(Saved entries)
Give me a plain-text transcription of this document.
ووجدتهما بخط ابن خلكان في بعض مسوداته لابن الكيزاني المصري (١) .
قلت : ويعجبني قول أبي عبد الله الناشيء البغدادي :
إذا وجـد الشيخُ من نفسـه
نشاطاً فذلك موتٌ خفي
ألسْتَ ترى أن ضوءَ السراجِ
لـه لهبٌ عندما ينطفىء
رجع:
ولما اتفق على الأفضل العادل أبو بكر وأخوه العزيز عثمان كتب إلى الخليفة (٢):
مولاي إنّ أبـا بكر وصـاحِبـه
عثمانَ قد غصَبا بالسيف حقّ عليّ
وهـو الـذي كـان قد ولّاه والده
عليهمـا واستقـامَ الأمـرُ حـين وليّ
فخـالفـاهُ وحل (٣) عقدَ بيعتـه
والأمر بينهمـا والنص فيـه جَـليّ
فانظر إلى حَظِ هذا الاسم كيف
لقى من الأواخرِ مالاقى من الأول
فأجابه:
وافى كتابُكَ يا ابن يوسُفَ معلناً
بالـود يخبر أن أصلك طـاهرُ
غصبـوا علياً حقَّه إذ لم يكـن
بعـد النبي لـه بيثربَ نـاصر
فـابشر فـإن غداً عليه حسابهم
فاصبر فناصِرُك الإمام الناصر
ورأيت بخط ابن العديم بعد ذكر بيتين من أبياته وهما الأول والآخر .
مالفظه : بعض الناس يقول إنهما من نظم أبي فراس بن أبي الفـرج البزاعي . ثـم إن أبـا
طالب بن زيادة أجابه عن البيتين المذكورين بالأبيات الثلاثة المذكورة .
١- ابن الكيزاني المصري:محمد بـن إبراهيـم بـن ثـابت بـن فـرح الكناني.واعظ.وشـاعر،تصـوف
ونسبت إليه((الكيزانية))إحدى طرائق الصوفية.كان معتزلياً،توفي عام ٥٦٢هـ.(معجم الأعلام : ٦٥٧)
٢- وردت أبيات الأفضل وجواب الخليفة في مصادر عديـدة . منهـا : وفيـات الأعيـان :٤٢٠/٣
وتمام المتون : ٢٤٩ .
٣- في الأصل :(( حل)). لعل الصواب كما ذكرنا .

_WHAT YOU SHOULD DO_
Each line in the listing above that contains "المصري" should be copied.

_TASK SOLUTION_
ووجدتهما بخط ابن خلكان في بعض مسوداته لابن الكيزاني المصري (١) .
١- ابن الكيزاني المصري:محمد بـن إبراهيـم بـن ثـابت بـن فـرح الكناني.واعظ.وشـاعر،تصـوف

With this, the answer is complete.